Would you copy every line of the listing below that includes the word "Hammarsmedja"?

=== Data extract ===
'''

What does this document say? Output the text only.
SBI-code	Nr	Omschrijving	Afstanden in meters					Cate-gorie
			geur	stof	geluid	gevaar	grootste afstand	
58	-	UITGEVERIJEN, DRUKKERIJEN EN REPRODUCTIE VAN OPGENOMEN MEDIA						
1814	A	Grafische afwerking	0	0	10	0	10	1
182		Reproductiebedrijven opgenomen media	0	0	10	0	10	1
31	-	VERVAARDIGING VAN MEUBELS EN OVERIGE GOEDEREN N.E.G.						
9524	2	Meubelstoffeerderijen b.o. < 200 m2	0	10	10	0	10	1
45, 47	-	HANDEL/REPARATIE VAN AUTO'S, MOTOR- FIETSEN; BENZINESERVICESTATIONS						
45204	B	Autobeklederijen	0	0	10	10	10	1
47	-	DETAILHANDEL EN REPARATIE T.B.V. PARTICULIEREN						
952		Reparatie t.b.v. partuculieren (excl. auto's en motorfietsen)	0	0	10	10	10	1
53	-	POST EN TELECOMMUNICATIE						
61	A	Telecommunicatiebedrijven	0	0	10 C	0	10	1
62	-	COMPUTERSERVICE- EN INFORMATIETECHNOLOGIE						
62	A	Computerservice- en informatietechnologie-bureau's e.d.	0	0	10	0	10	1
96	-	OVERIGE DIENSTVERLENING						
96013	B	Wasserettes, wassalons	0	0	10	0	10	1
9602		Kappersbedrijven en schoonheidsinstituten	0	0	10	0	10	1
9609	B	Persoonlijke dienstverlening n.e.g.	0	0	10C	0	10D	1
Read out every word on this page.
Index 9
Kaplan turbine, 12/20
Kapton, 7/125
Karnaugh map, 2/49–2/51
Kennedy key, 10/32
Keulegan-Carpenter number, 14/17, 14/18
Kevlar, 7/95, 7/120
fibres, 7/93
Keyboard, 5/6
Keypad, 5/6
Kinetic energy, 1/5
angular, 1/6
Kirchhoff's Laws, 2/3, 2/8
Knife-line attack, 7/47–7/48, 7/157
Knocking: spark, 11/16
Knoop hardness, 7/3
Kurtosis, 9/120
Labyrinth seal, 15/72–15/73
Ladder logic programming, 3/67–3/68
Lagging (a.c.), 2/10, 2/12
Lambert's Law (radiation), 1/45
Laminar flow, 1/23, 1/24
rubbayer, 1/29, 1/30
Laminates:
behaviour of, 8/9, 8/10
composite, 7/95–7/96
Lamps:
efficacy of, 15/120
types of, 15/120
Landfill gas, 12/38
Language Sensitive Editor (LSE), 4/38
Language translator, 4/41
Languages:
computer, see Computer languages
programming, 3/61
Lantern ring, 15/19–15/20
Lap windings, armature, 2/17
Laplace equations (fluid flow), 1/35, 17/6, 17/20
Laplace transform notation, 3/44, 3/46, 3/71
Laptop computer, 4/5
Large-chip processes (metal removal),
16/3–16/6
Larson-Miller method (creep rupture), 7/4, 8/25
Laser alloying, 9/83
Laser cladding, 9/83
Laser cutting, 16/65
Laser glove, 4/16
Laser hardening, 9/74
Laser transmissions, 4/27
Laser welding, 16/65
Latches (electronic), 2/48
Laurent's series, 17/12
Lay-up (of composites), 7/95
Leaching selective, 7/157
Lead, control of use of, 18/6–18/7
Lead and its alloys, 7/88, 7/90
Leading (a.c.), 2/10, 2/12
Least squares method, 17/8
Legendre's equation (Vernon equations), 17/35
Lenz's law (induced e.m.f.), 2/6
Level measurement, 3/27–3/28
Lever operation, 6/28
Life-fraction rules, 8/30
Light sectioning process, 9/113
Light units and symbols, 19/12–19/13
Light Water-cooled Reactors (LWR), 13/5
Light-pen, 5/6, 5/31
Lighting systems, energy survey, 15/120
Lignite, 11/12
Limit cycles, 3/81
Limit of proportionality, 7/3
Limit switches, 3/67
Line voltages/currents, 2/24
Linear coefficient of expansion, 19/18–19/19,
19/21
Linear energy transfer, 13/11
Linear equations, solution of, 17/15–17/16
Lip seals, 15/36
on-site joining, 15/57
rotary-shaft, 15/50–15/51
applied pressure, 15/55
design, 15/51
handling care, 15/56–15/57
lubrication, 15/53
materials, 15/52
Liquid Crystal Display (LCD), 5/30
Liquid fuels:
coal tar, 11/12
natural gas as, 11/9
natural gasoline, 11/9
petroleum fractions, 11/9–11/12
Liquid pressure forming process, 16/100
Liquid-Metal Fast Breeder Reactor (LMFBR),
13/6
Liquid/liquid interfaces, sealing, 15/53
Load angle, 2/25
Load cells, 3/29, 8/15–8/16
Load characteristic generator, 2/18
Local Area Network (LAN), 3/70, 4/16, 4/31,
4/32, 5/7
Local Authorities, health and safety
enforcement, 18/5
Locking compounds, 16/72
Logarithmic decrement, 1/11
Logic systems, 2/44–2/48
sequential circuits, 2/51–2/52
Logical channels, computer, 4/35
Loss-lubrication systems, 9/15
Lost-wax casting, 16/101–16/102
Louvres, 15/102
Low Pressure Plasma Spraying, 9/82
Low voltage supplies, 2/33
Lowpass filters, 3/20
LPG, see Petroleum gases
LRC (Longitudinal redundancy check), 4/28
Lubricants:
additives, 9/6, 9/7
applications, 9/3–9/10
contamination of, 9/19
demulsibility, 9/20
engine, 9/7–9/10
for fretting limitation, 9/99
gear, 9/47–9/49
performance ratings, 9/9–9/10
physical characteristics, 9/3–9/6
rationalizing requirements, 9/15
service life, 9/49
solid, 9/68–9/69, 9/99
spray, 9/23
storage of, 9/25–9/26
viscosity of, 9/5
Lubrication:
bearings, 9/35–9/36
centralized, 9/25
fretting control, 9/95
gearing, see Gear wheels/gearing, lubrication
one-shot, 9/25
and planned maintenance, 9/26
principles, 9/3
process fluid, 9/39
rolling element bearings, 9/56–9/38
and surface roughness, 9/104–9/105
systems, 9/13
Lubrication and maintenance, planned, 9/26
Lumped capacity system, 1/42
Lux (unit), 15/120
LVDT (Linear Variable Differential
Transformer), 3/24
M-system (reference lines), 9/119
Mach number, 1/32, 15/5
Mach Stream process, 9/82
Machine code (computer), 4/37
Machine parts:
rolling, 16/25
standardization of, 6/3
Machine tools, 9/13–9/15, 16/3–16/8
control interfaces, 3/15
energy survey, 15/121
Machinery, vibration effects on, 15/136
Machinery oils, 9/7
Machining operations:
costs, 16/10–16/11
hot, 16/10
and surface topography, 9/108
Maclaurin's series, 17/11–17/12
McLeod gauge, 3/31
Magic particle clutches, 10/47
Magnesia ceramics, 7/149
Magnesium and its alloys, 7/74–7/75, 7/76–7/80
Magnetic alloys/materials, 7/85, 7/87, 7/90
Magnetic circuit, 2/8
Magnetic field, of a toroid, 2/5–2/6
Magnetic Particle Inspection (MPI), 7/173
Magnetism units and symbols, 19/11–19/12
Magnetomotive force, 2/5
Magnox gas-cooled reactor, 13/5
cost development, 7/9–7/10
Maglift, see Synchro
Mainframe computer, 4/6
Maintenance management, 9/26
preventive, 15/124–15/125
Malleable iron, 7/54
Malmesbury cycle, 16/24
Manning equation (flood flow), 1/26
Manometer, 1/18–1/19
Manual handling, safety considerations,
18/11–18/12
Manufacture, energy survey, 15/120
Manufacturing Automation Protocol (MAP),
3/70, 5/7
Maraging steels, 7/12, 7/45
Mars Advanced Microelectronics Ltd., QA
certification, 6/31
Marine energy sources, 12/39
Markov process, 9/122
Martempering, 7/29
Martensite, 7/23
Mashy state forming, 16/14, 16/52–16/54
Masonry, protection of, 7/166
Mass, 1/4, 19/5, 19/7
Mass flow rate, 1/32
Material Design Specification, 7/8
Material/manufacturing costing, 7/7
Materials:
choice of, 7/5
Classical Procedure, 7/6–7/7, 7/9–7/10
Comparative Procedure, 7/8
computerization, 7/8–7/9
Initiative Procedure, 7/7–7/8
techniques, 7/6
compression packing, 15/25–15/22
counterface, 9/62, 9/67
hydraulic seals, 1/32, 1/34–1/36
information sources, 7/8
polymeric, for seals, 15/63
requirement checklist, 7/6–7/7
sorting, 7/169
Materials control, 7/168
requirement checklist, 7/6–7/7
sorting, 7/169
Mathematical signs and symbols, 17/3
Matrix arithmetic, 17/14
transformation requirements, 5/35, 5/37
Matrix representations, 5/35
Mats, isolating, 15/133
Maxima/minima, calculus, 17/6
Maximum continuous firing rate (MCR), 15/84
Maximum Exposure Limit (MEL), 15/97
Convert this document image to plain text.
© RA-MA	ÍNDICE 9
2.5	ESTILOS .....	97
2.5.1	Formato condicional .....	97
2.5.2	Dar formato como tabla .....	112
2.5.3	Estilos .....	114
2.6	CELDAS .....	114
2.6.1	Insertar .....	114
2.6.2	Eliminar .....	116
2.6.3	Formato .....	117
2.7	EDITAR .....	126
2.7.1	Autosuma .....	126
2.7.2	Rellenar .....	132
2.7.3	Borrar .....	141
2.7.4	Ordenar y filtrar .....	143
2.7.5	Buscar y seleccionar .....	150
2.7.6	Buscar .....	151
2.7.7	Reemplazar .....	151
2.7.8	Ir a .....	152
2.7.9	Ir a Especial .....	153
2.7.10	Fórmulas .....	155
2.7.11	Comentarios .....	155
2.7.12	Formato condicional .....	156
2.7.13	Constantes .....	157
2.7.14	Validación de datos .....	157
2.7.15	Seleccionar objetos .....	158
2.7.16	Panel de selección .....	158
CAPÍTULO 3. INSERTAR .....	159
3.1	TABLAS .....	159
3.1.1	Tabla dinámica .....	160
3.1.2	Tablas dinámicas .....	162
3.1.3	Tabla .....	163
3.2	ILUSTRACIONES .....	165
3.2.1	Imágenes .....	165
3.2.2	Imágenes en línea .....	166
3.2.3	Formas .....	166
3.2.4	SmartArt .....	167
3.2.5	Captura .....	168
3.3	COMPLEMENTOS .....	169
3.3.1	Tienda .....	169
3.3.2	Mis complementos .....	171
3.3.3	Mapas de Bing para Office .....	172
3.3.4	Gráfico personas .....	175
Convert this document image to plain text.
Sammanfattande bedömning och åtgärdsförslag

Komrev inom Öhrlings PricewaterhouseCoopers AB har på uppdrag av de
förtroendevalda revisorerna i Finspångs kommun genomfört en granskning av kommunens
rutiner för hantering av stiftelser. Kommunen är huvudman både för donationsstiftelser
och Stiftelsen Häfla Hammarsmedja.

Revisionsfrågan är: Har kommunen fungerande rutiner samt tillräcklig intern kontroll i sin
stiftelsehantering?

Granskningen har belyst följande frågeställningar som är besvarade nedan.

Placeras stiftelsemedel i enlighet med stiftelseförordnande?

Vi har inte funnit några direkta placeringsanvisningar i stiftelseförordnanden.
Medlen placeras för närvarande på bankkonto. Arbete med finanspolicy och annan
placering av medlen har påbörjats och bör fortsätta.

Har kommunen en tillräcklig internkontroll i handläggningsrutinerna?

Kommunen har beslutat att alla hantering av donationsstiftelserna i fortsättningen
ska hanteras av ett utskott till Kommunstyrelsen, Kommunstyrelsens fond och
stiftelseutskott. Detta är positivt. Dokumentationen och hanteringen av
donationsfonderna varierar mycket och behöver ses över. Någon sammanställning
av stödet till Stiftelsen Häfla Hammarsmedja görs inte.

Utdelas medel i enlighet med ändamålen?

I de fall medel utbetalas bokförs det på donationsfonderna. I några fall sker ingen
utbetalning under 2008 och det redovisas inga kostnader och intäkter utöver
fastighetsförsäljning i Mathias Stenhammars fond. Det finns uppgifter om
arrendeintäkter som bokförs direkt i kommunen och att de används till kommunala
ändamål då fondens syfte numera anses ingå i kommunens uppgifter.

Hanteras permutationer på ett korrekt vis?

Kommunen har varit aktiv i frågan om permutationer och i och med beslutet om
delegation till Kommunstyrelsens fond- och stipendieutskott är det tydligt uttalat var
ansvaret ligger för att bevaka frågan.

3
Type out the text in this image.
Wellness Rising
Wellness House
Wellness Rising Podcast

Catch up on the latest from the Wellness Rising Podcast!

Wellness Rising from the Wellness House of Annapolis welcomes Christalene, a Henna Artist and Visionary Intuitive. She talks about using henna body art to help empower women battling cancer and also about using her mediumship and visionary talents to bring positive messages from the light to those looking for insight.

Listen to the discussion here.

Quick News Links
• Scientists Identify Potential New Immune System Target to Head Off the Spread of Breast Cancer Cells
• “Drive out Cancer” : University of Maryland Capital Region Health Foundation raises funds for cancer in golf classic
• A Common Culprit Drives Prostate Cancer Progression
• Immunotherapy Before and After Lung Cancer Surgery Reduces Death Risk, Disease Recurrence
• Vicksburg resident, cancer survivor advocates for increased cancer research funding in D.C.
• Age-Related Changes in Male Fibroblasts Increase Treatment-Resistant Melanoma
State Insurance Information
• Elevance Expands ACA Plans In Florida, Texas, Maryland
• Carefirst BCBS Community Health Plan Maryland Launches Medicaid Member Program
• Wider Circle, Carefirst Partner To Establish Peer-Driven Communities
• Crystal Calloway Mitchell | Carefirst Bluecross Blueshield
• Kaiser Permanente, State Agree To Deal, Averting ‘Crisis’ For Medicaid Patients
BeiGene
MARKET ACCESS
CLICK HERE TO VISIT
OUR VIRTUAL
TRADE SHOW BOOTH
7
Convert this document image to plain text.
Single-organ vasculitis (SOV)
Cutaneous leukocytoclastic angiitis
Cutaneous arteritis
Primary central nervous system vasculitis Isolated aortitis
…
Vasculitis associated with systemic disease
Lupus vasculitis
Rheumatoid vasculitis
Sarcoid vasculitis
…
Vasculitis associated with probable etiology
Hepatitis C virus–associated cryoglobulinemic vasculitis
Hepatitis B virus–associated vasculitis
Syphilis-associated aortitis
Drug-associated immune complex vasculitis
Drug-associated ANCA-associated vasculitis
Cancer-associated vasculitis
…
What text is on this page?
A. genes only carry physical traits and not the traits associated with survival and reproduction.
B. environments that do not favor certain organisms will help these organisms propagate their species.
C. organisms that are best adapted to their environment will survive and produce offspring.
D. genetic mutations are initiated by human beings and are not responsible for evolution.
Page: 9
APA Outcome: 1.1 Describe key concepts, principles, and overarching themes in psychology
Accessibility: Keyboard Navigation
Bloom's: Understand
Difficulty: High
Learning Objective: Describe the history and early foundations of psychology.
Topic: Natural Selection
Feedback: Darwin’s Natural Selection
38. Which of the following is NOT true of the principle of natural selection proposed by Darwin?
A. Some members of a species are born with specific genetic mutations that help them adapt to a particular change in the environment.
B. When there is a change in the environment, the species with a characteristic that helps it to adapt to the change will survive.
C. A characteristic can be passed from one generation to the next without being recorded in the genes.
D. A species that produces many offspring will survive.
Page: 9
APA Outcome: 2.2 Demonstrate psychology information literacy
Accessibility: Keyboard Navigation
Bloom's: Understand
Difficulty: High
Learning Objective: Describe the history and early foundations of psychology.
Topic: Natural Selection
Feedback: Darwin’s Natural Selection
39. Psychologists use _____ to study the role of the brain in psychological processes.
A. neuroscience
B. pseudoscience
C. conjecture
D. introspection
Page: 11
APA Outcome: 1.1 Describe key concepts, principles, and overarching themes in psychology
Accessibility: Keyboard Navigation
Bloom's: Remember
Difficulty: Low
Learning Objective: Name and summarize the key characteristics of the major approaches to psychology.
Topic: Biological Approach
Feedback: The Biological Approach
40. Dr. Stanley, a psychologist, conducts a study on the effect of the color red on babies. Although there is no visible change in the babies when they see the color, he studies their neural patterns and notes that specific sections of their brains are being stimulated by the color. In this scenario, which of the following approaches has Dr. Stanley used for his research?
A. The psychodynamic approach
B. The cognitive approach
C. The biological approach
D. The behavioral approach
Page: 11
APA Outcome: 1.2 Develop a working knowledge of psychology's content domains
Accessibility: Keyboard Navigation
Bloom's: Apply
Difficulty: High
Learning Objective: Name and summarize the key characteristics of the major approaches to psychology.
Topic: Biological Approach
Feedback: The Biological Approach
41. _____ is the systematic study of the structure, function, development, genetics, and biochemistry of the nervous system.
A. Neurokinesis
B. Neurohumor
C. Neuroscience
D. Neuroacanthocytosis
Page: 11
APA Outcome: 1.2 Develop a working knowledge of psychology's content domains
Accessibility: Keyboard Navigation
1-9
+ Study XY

'''

=== Reply ===
och Stiftelsen Häfla Hammarsmedja.
av stödet till Stiftelsen Häfla Hammarsmedja görs inte.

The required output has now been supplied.